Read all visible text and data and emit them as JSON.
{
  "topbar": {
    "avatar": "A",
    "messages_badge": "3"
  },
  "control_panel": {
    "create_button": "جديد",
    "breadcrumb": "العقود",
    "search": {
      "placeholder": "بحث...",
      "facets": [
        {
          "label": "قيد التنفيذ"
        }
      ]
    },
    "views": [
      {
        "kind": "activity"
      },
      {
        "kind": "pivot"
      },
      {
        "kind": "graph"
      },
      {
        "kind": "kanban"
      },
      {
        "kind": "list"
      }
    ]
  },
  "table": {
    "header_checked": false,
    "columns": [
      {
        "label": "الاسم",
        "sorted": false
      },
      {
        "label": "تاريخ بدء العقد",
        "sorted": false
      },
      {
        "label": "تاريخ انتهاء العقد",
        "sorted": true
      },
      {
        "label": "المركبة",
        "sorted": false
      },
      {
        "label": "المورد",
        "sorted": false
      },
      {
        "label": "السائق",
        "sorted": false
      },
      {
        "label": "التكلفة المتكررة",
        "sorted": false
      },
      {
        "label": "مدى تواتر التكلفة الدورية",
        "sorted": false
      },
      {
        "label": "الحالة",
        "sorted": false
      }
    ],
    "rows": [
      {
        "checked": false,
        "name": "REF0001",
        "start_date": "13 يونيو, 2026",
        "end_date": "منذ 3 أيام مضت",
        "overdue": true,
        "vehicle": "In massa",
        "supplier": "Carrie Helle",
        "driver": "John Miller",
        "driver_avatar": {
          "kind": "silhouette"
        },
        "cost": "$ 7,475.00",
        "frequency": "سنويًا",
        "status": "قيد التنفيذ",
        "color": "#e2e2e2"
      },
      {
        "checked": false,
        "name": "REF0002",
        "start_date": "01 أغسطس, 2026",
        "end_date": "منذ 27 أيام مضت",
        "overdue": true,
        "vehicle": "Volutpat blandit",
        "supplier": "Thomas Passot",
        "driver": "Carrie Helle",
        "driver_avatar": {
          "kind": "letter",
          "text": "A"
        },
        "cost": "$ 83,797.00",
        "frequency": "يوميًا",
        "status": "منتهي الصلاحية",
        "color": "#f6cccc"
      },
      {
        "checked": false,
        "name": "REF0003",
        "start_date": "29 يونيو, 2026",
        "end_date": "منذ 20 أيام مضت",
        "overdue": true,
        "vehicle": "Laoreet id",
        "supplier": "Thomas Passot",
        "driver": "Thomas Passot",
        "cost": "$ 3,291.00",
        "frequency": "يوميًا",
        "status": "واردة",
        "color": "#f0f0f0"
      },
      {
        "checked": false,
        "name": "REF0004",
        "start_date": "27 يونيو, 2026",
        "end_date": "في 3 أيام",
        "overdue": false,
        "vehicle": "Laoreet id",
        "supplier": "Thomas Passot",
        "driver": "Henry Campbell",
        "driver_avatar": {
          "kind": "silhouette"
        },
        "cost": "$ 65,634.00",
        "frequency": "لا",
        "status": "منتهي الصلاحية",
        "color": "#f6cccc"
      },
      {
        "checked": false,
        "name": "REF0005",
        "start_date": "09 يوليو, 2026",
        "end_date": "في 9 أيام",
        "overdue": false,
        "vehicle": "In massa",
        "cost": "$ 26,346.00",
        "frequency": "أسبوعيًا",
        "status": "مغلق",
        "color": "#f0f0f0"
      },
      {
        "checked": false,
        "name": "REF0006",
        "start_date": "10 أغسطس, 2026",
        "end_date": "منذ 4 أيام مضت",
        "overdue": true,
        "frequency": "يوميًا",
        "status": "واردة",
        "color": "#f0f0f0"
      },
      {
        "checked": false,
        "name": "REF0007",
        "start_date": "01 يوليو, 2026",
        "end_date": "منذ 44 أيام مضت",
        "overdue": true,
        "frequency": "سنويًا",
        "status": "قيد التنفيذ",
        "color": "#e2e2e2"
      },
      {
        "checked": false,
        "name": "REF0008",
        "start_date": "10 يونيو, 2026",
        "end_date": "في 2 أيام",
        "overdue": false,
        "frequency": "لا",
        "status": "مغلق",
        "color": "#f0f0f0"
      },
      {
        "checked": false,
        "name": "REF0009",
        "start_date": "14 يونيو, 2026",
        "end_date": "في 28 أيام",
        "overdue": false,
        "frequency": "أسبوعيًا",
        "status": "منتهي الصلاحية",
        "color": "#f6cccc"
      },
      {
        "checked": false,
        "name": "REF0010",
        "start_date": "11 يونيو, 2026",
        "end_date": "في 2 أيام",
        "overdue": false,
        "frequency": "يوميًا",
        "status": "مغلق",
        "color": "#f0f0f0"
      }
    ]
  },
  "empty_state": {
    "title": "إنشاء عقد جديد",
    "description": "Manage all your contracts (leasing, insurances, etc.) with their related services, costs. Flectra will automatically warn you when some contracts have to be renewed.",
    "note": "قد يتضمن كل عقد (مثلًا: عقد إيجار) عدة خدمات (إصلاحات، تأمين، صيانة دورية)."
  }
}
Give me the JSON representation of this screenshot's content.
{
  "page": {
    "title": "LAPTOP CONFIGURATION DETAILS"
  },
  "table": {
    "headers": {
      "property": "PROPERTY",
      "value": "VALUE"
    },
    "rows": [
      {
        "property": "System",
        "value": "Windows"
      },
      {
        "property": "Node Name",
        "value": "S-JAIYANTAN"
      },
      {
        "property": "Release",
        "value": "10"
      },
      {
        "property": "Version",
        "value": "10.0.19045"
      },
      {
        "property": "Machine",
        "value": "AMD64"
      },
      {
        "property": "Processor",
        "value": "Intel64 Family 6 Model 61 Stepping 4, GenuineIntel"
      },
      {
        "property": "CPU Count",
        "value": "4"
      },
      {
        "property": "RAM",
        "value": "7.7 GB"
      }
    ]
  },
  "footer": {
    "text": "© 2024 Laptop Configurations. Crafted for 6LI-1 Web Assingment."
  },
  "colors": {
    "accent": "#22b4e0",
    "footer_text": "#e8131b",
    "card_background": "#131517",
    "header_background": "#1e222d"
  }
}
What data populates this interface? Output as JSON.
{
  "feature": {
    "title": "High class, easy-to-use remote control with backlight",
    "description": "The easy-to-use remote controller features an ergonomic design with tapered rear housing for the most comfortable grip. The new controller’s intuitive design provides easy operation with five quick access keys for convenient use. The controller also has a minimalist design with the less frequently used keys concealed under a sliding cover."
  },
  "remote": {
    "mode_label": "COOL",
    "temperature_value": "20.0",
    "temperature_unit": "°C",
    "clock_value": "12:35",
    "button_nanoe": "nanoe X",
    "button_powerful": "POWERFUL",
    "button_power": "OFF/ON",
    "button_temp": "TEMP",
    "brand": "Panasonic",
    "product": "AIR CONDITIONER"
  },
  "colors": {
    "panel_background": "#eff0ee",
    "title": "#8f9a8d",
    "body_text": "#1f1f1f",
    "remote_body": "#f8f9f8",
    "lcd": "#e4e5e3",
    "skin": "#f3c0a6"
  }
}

--- Exercise requirements ---
Write the whole listing out again. Keep every line exactly as it is.

--- Answer below ---
Read all visible text and data and emit them as JSON.
{
  "topbar": {
    "avatar": "A",
    "messages_badge": "3"
  },
  "control_panel": {
    "create_button": "جديد",
    "breadcrumb": "العقود",
    "search": {
      "placeholder": "بحث...",
      "facets": [
        {
          "label": "قيد التنفيذ"
        }
      ]
    },
    "views": [
      {
        "kind": "activity"
      },
      {
        "kind": "pivot"
      },
      {
        "kind": "graph"
      },
      {
        "kind": "kanban"
      },
      {
        "kind": "list"
      }
    ]
  },
  "table": {
    "header_checked": false,
    "columns": [
      {
        "label": "الاسم",
        "sorted": false
      },
      {
        "label": "تاريخ بدء العقد",
        "sorted": false
      },
      {
        "label": "تاريخ انتهاء العقد",
        "sorted": true
      },
      {
        "label": "المركبة",
        "sorted": false
      },
      {
        "label": "المورد",
        "sorted": false
      },
      {
        "label": "السائق",
        "sorted": false
      },
      {
        "label": "التكلفة المتكررة",
        "sorted": false
      },
      {
        "label": "مدى تواتر التكلفة الدورية",
        "sorted": false
      },
      {
        "label": "الحالة",
        "sorted": false
      }
    ],
    "rows": [
      {
        "checked": false,
        "name": "REF0001",
        "start_date": "13 يونيو, 2026",
        "end_date": "منذ 3 أيام مضت",
        "overdue": true,
        "vehicle": "In massa",
        "supplier": "Carrie Helle",
        "driver": "John Miller",
        "driver_avatar": {
          "kind": "silhouette"
        },
        "cost": "$ 7,475.00",
        "frequency": "سنويًا",
        "status": "قيد التنفيذ",
        "color": "#e2e2e2"
      },
      {
        "checked": false,
        "name": "REF0002",
        "start_date": "01 أغسطس, 2026",
        "end_date": "منذ 27 أيام مضت",
        "overdue": true,
        "vehicle": "Volutpat blandit",
        "supplier": "Thomas Passot",
        "driver": "Carrie Helle",
        "driver_avatar": {
          "kind": "letter",
          "text": "A"
        },
        "cost": "$ 83,797.00",
        "frequency": "يوميًا",
        "status": "منتهي الصلاحية",
        "color": "#f6cccc"
      },
      {
        "checked": false,
        "name": "REF0003",
        "start_date": "29 يونيو, 2026",
        "end_date": "منذ 20 أيام مضت",
        "overdue": true,
        "vehicle": "Laoreet id",
        "supplier": "Thomas Passot",
        "driver": "Thomas Passot",
        "cost": "$ 3,291.00",
        "frequency": "يوميًا",
        "status": "واردة",
        "color": "#f0f0f0"
      },
      {
        "checked": false,
        "name": "REF0004",
        "start_date": "27 يونيو, 2026",
        "end_date": "في 3 أيام",
        "overdue": false,
        "vehicle": "Laoreet id",
        "supplier": "Thomas Passot",
        "driver": "Henry Campbell",
        "driver_avatar": {
          "kind": "silhouette"
        },
        "cost": "$ 65,634.00",
        "frequency": "لا",
        "status": "منتهي الصلاحية",
        "color": "#f6cccc"
      },
      {
        "checked": false,
        "name": "REF0005",
        "start_date": "09 يوليو, 2026",
        "end_date": "في 9 أيام",
        "overdue": false,
        "vehicle": "In massa",
        "cost": "$ 26,346.00",
        "frequency": "أسبوعيًا",
        "status": "مغلق",
        "color": "#f0f0f0"
      },
      {
        "checked": false,
        "name": "REF0006",
        "start_date": "10 أغسطس, 2026",
        "end_date": "منذ 4 أيام مضت",
        "overdue": true,
        "frequency": "يوميًا",
        "status": "واردة",
        "color": "#f0f0f0"
      },
      {
        "checked": false,
        "name": "REF0007",
        "start_date": "01 يوليو, 2026",
        "end_date": "منذ 44 أيام مضت",
        "overdue": true,
        "frequency": "سنويًا",
        "status": "قيد التنفيذ",
        "color": "#e2e2e2"
      },
      {
        "checked": false,
        "name": "REF0008",
        "start_date": "10 يونيو, 2026",
        "end_date": "في 2 أيام",
        "overdue": false,
        "frequency": "لا",
        "status": "مغلق",
        "color": "#f0f0f0"
      },
      {
        "checked": false,
        "name": "REF0009",
        "start_date": "14 يونيو, 2026",
        "end_date": "في 28 أيام",
        "overdue": false,
        "frequency": "أسبوعيًا",
        "status": "منتهي الصلاحية",
        "color": "#f6cccc"
      },
      {
        "checked": false,
        "name": "REF0010",
        "start_date": "11 يونيو, 2026",
        "end_date": "في 2 أيام",
        "overdue": false,
        "frequency": "يوميًا",
        "status": "مغلق",
        "color": "#f0f0f0"
      }
    ]
  },
  "empty_state": {
    "title": "إنشاء عقد جديد",
    "description": "Manage all your contracts (leasing, insurances, etc.) with their related services, costs. Flectra will automatically warn you when some contracts have to be renewed.",
    "note": "قد يتضمن كل عقد (مثلًا: عقد إيجار) عدة خدمات (إصلاحات، تأمين، صيانة دورية)."
  }
}
Give me the JSON representation of this screenshot's content.
{
  "page": {
    "title": "LAPTOP CONFIGURATION DETAILS"
  },
  "table": {
    "headers": {
      "property": "PROPERTY",
      "value": "VALUE"
    },
    "rows": [
      {
        "property": "System",
        "value": "Windows"
      },
      {
        "property": "Node Name",
        "value": "S-JAIYANTAN"
      },
      {
        "property": "Release",
        "value": "10"
      },
      {
        "property": "Version",
        "value": "10.0.19045"
      },
      {
        "property": "Machine",
        "value": "AMD64"
      },
      {
        "property": "Processor",
        "value": "Intel64 Family 6 Model 61 Stepping 4, GenuineIntel"
      },
      {
        "property": "CPU Count",
        "value": "4"
      },
      {
        "property": "RAM",
        "value": "7.7 GB"
      }
    ]
  },
  "footer": {
    "text": "© 2024 Laptop Configurations. Crafted for 6LI-1 Web Assingment."
  },
  "colors": {
    "accent": "#22b4e0",
    "footer_text": "#e8131b",
    "card_background": "#131517",
    "header_background": "#1e222d"
  }
}
What data populates this interface? Output as JSON.
{
  "feature": {
    "title": "High class, easy-to-use remote control with backlight",
    "description": "The easy-to-use remote controller features an ergonomic design with tapered rear housing for the most comfortable grip. The new controller’s intuitive design provides easy operation with five quick access keys for convenient use. The controller also has a minimalist design with the less frequently used keys concealed under a sliding cover."
  },
  "remote": {
    "mode_label": "COOL",
    "temperature_value": "20.0",
    "temperature_unit": "°C",
    "clock_value": "12:35",
    "button_nanoe": "nanoe X",
    "button_powerful": "POWERFUL",
    "button_power": "OFF/ON",
    "button_temp": "TEMP",
    "brand": "Panasonic",
    "product": "AIR CONDITIONER"
  },
  "colors": {
    "panel_background": "#eff0ee",
    "title": "#8f9a8d",
    "body_text": "#1f1f1f",
    "remote_body": "#f8f9f8",
    "lcd": "#e4e5e3",
    "skin": "#f3c0a6"
  }
}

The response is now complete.